■ **Task statement**
Send back all the data below, exactly as given.

---------- Information provided ----------

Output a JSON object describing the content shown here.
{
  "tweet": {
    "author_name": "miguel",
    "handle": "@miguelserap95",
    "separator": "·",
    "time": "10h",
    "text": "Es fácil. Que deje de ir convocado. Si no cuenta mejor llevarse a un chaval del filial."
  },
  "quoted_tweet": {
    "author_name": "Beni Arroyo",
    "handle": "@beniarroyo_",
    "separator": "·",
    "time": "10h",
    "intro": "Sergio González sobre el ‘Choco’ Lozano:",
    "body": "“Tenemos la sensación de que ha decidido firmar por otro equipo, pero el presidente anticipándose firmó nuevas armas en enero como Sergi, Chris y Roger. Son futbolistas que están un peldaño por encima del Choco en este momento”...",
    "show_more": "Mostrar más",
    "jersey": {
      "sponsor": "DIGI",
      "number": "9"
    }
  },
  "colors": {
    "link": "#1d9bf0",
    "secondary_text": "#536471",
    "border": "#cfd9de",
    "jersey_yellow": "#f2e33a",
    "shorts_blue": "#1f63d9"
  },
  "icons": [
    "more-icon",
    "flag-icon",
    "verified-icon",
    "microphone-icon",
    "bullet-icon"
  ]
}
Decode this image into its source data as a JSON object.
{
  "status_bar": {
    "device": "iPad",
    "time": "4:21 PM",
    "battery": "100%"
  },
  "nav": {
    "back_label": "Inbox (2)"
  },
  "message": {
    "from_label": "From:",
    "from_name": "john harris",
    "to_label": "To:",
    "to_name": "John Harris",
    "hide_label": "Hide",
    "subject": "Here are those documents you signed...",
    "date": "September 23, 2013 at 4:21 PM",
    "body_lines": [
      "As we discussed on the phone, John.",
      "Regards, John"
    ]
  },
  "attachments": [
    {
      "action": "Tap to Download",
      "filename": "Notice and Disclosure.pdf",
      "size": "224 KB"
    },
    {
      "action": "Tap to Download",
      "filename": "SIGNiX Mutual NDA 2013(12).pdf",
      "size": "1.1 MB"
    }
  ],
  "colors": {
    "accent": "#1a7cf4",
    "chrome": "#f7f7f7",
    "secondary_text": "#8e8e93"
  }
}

----------

■ **Response to the task**
Output a JSON object describing the content shown here.
{
  "tweet": {
    "author_name": "miguel",
    "handle": "@miguelserap95",
    "separator": "·",
    "time": "10h",
    "text": "Es fácil. Que deje de ir convocado. Si no cuenta mejor llevarse a un chaval del filial."
  },
  "quoted_tweet": {
    "author_name": "Beni Arroyo",
    "handle": "@beniarroyo_",
    "separator": "·",
    "time": "10h",
    "intro": "Sergio González sobre el ‘Choco’ Lozano:",
    "body": "“Tenemos la sensación de que ha decidido firmar por otro equipo, pero el presidente anticipándose firmó nuevas armas en enero como Sergi, Chris y Roger. Son futbolistas que están un peldaño por encima del Choco en este momento”...",
    "show_more": "Mostrar más",
    "jersey": {
      "sponsor": "DIGI",
      "number": "9"
    }
  },
  "colors": {
    "link": "#1d9bf0",
    "secondary_text": "#536471",
    "border": "#cfd9de",
    "jersey_yellow": "#f2e33a",
    "shorts_blue": "#1f63d9"
  },
  "icons": [
    "more-icon",
    "flag-icon",
    "verified-icon",
    "microphone-icon",
    "bullet-icon"
  ]
}
Decode this image into its source data as a JSON object.
{
  "status_bar": {
    "device": "iPad",
    "time": "4:21 PM",
    "battery": "100%"
  },
  "nav": {
    "back_label": "Inbox (2)"
  },
  "message": {
    "from_label": "From:",
    "from_name": "john harris",
    "to_label": "To:",
    "to_name": "John Harris",
    "hide_label": "Hide",
    "subject": "Here are those documents you signed...",
    "date": "September 23, 2013 at 4:21 PM",
    "body_lines": [
      "As we discussed on the phone, John.",
      "Regards, John"
    ]
  },
  "attachments": [
    {
      "action": "Tap to Download",
      "filename": "Notice and Disclosure.pdf",
      "size": "224 KB"
    },
    {
      "action": "Tap to Download",
      "filename": "SIGNiX Mutual NDA 2013(12).pdf",
      "size": "1.1 MB"
    }
  ],
  "colors": {
    "accent": "#1a7cf4",
    "chrome": "#f7f7f7",
    "secondary_text": "#8e8e93"
  }
}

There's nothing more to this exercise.